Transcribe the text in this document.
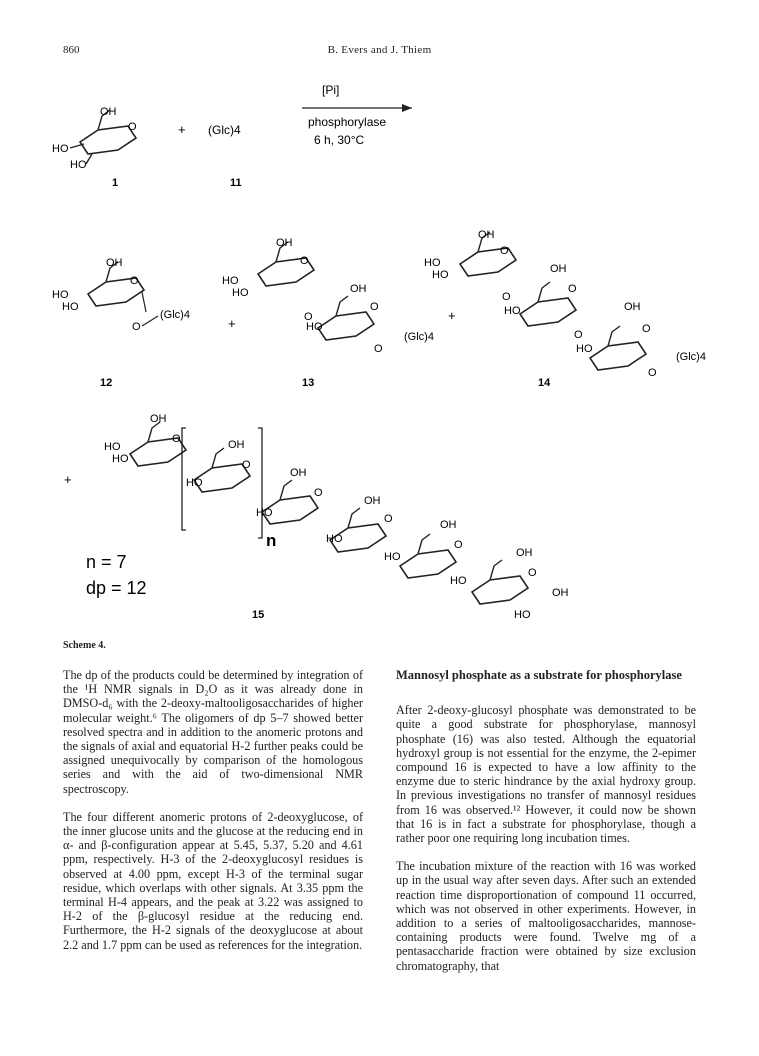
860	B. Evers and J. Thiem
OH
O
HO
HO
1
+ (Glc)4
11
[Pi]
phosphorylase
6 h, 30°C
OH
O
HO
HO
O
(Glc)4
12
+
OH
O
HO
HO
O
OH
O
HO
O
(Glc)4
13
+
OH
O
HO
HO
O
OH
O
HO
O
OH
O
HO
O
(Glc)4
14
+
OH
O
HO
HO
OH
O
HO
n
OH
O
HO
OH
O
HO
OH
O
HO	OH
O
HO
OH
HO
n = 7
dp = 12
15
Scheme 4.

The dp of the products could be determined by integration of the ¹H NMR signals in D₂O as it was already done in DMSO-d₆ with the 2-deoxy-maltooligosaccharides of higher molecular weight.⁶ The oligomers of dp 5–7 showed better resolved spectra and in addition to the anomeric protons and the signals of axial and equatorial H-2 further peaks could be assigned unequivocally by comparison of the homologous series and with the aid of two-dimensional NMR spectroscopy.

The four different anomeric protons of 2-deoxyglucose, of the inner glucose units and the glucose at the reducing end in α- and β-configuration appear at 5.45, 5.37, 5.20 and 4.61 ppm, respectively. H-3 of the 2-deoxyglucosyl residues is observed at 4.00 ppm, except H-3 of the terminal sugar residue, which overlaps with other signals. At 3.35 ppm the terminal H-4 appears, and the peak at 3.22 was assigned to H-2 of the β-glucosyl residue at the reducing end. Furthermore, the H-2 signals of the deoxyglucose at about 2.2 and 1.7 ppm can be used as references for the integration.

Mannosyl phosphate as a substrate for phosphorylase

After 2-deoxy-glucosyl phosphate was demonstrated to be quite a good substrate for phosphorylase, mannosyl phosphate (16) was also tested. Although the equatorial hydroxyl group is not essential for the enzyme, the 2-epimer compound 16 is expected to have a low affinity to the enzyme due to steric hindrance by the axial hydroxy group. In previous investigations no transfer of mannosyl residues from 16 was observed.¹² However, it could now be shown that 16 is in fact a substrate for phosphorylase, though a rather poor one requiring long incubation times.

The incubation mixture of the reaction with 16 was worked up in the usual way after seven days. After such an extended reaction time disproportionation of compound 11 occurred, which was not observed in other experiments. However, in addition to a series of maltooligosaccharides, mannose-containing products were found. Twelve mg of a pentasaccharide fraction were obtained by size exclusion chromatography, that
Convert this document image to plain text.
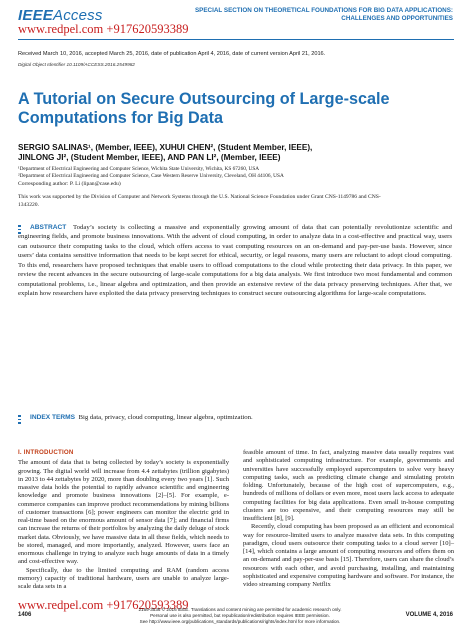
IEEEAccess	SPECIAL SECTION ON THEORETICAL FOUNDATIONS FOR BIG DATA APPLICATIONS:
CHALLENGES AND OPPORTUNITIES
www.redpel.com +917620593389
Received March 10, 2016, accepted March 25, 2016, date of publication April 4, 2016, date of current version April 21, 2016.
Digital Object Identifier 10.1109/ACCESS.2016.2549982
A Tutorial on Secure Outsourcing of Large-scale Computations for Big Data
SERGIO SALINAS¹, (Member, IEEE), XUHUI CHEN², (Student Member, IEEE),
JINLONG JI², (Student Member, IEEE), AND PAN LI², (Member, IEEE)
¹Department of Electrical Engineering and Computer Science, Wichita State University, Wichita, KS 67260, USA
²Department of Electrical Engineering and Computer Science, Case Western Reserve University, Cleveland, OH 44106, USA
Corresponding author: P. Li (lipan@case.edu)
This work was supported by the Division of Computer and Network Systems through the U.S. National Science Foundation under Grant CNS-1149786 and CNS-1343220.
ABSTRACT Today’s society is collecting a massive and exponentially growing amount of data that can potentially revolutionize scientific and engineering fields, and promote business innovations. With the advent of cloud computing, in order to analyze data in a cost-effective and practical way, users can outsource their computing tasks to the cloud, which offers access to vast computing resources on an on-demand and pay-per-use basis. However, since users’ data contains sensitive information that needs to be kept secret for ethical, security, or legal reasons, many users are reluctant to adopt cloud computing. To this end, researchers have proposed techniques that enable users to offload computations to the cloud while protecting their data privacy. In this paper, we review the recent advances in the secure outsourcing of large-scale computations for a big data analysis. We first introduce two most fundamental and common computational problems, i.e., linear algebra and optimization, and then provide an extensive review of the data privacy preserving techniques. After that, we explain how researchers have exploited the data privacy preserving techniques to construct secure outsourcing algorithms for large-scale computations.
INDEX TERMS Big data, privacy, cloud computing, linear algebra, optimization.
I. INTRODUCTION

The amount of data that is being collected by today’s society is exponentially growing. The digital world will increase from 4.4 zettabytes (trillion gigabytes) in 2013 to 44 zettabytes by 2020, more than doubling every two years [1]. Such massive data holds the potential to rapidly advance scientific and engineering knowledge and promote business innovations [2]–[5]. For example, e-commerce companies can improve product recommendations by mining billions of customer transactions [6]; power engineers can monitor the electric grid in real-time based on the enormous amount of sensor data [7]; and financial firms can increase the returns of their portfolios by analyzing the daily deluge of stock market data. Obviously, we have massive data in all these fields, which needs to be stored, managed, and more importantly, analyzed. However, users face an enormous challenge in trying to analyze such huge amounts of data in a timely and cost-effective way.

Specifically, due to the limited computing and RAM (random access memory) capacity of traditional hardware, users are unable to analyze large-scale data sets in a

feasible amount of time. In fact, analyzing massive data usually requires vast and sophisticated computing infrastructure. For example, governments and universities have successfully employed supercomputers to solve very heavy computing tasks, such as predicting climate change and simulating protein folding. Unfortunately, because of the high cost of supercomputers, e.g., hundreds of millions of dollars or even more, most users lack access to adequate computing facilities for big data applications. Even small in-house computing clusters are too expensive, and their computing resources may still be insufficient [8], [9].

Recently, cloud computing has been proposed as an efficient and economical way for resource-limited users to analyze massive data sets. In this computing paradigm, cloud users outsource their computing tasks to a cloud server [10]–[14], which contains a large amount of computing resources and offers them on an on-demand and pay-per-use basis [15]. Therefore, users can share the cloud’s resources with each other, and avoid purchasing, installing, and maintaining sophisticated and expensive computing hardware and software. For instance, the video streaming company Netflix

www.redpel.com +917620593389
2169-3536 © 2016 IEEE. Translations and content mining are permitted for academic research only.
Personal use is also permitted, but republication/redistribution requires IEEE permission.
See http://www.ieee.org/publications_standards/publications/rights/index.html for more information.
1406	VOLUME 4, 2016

★ ★ ★ ★ ★

» **Description of the task**: Pictures are to be left out; repeat all the remaining data exactly.

» **Solution to the problem**:
Transcribe the text in this document.
860	B. Evers and J. Thiem
OH
O
HO
HO
1
+ (Glc)4
11
[Pi]
phosphorylase
6 h, 30°C
OH
O
HO
HO
O
(Glc)4
12
+
OH
O
HO
HO
O
OH
O
HO
O
(Glc)4
13
+
OH
O
HO
HO
O
OH
O
HO
O
OH
O
HO
O
(Glc)4
14
+
OH
O
HO
HO
OH
O
HO
n
OH
O
HO
OH
O
HO
OH
O
HO	OH
O
HO
OH
HO
n = 7
dp = 12
15
Scheme 4.

The dp of the products could be determined by integration of the ¹H NMR signals in D₂O as it was already done in DMSO-d₆ with the 2-deoxy-maltooligosaccharides of higher molecular weight.⁶ The oligomers of dp 5–7 showed better resolved spectra and in addition to the anomeric protons and the signals of axial and equatorial H-2 further peaks could be assigned unequivocally by comparison of the homologous series and with the aid of two-dimensional NMR spectroscopy.

The four different anomeric protons of 2-deoxyglucose, of the inner glucose units and the glucose at the reducing end in α- and β-configuration appear at 5.45, 5.37, 5.20 and 4.61 ppm, respectively. H-3 of the 2-deoxyglucosyl residues is observed at 4.00 ppm, except H-3 of the terminal sugar residue, which overlaps with other signals. At 3.35 ppm the terminal H-4 appears, and the peak at 3.22 was assigned to H-2 of the β-glucosyl residue at the reducing end. Furthermore, the H-2 signals of the deoxyglucose at about 2.2 and 1.7 ppm can be used as references for the integration.

Mannosyl phosphate as a substrate for phosphorylase

After 2-deoxy-glucosyl phosphate was demonstrated to be quite a good substrate for phosphorylase, mannosyl phosphate (16) was also tested. Although the equatorial hydroxyl group is not essential for the enzyme, the 2-epimer compound 16 is expected to have a low affinity to the enzyme due to steric hindrance by the axial hydroxy group. In previous investigations no transfer of mannosyl residues from 16 was observed.¹² However, it could now be shown that 16 is in fact a substrate for phosphorylase, though a rather poor one requiring long incubation times.

The incubation mixture of the reaction with 16 was worked up in the usual way after seven days. After such an extended reaction time disproportionation of compound 11 occurred, which was not observed in other experiments. However, in addition to a series of maltooligosaccharides, mannose-containing products were found. Twelve mg of a pentasaccharide fraction were obtained by size exclusion chromatography, that
Convert this document image to plain text.
IEEEAccess	SPECIAL SECTION ON THEORETICAL FOUNDATIONS FOR BIG DATA APPLICATIONS:
CHALLENGES AND OPPORTUNITIES
www.redpel.com +917620593389
Received March 10, 2016, accepted March 25, 2016, date of publication April 4, 2016, date of current version April 21, 2016.
Digital Object Identifier 10.1109/ACCESS.2016.2549982
A Tutorial on Secure Outsourcing of Large-scale Computations for Big Data
SERGIO SALINAS¹, (Member, IEEE), XUHUI CHEN², (Student Member, IEEE),
JINLONG JI², (Student Member, IEEE), AND PAN LI², (Member, IEEE)
¹Department of Electrical Engineering and Computer Science, Wichita State University, Wichita, KS 67260, USA
²Department of Electrical Engineering and Computer Science, Case Western Reserve University, Cleveland, OH 44106, USA
Corresponding author: P. Li (lipan@case.edu)
This work was supported by the Division of Computer and Network Systems through the U.S. National Science Foundation under Grant CNS-1149786 and CNS-1343220.
ABSTRACT Today’s society is collecting a massive and exponentially growing amount of data that can potentially revolutionize scientific and engineering fields, and promote business innovations. With the advent of cloud computing, in order to analyze data in a cost-effective and practical way, users can outsource their computing tasks to the cloud, which offers access to vast computing resources on an on-demand and pay-per-use basis. However, since users’ data contains sensitive information that needs to be kept secret for ethical, security, or legal reasons, many users are reluctant to adopt cloud computing. To this end, researchers have proposed techniques that enable users to offload computations to the cloud while protecting their data privacy. In this paper, we review the recent advances in the secure outsourcing of large-scale computations for a big data analysis. We first introduce two most fundamental and common computational problems, i.e., linear algebra and optimization, and then provide an extensive review of the data privacy preserving techniques. After that, we explain how researchers have exploited the data privacy preserving techniques to construct secure outsourcing algorithms for large-scale computations.
INDEX TERMS Big data, privacy, cloud computing, linear algebra, optimization.
I. INTRODUCTION

The amount of data that is being collected by today’s society is exponentially growing. The digital world will increase from 4.4 zettabytes (trillion gigabytes) in 2013 to 44 zettabytes by 2020, more than doubling every two years [1]. Such massive data holds the potential to rapidly advance scientific and engineering knowledge and promote business innovations [2]–[5]. For example, e-commerce companies can improve product recommendations by mining billions of customer transactions [6]; power engineers can monitor the electric grid in real-time based on the enormous amount of sensor data [7]; and financial firms can increase the returns of their portfolios by analyzing the daily deluge of stock market data. Obviously, we have massive data in all these fields, which needs to be stored, managed, and more importantly, analyzed. However, users face an enormous challenge in trying to analyze such huge amounts of data in a timely and cost-effective way.

Specifically, due to the limited computing and RAM (random access memory) capacity of traditional hardware, users are unable to analyze large-scale data sets in a

feasible amount of time. In fact, analyzing massive data usually requires vast and sophisticated computing infrastructure. For example, governments and universities have successfully employed supercomputers to solve very heavy computing tasks, such as predicting climate change and simulating protein folding. Unfortunately, because of the high cost of supercomputers, e.g., hundreds of millions of dollars or even more, most users lack access to adequate computing facilities for big data applications. Even small in-house computing clusters are too expensive, and their computing resources may still be insufficient [8], [9].

Recently, cloud computing has been proposed as an efficient and economical way for resource-limited users to analyze massive data sets. In this computing paradigm, cloud users outsource their computing tasks to a cloud server [10]–[14], which contains a large amount of computing resources and offers them on an on-demand and pay-per-use basis [15]. Therefore, users can share the cloud’s resources with each other, and avoid purchasing, installing, and maintaining sophisticated and expensive computing hardware and software. For instance, the video streaming company Netflix

www.redpel.com +917620593389
2169-3536 © 2016 IEEE. Translations and content mining are permitted for academic research only.
Personal use is also permitted, but republication/redistribution requires IEEE permission.
See http://www.ieee.org/publications_standards/publications/rights/index.html for more information.
1406	VOLUME 4, 2016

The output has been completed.